**WHAT THE TASK REQUIRES:** The records below are to be quoted in full; please keep every word exact.

**DATA LINES:**
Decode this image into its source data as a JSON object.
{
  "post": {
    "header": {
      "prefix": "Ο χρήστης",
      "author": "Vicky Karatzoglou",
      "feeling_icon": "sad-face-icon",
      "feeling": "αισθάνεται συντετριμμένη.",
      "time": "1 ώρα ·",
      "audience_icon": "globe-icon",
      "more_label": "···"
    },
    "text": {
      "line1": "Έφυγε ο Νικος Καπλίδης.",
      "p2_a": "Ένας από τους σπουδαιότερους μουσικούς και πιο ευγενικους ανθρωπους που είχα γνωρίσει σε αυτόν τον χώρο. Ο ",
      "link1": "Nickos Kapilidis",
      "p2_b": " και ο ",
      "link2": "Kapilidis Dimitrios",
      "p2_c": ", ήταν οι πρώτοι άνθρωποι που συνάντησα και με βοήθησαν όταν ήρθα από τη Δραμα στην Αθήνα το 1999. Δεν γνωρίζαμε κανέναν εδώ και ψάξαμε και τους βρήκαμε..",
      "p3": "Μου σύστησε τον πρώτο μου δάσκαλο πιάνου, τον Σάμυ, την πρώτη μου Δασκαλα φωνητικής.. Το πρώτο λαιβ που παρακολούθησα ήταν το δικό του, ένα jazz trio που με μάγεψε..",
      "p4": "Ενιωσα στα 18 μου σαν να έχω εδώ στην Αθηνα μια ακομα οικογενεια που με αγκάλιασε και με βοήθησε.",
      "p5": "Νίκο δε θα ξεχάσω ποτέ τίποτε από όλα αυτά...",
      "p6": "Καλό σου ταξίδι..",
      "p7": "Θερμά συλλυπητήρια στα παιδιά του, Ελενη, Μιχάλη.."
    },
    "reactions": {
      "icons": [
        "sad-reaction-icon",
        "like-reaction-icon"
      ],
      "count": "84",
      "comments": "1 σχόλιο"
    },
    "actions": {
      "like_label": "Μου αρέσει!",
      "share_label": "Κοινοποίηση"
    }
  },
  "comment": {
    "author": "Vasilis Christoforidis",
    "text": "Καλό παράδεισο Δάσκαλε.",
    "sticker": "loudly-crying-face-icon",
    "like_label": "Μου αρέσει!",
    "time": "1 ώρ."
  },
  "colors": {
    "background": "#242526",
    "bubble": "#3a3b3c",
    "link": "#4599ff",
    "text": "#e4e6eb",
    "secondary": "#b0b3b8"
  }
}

**WRITTEN RESPONSE:**
Decode this image into its source data as a JSON object.
{
  "post": {
    "header": {
      "prefix": "Ο χρήστης",
      "author": "Vicky Karatzoglou",
      "feeling_icon": "sad-face-icon",
      "feeling": "αισθάνεται συντετριμμένη.",
      "time": "1 ώρα ·",
      "audience_icon": "globe-icon",
      "more_label": "···"
    },
    "text": {
      "line1": "Έφυγε ο Νικος Καπλίδης.",
      "p2_a": "Ένας από τους σπουδαιότερους μουσικούς και πιο ευγενικους ανθρωπους που είχα γνωρίσει σε αυτόν τον χώρο. Ο ",
      "link1": "Nickos Kapilidis",
      "p2_b": " και ο ",
      "link2": "Kapilidis Dimitrios",
      "p2_c": ", ήταν οι πρώτοι άνθρωποι που συνάντησα και με βοήθησαν όταν ήρθα από τη Δραμα στην Αθήνα το 1999. Δεν γνωρίζαμε κανέναν εδώ και ψάξαμε και τους βρήκαμε..",
      "p3": "Μου σύστησε τον πρώτο μου δάσκαλο πιάνου, τον Σάμυ, την πρώτη μου Δασκαλα φωνητικής.. Το πρώτο λαιβ που παρακολούθησα ήταν το δικό του, ένα jazz trio που με μάγεψε..",
      "p4": "Ενιωσα στα 18 μου σαν να έχω εδώ στην Αθηνα μια ακομα οικογενεια που με αγκάλιασε και με βοήθησε.",
      "p5": "Νίκο δε θα ξεχάσω ποτέ τίποτε από όλα αυτά...",
      "p6": "Καλό σου ταξίδι..",
      "p7": "Θερμά συλλυπητήρια στα παιδιά του, Ελενη, Μιχάλη.."
    },
    "reactions": {
      "icons": [
        "sad-reaction-icon",
        "like-reaction-icon"
      ],
      "count": "84",
      "comments": "1 σχόλιο"
    },
    "actions": {
      "like_label": "Μου αρέσει!",
      "share_label": "Κοινοποίηση"
    }
  },
  "comment": {
    "author": "Vasilis Christoforidis",
    "text": "Καλό παράδεισο Δάσκαλε.",
    "sticker": "loudly-crying-face-icon",
    "like_label": "Μου αρέσει!",
    "time": "1 ώρ."
  },
  "colors": {
    "background": "#242526",
    "bubble": "#3a3b3c",
    "link": "#4599ff",
    "text": "#e4e6eb",
    "secondary": "#b0b3b8"
  }
}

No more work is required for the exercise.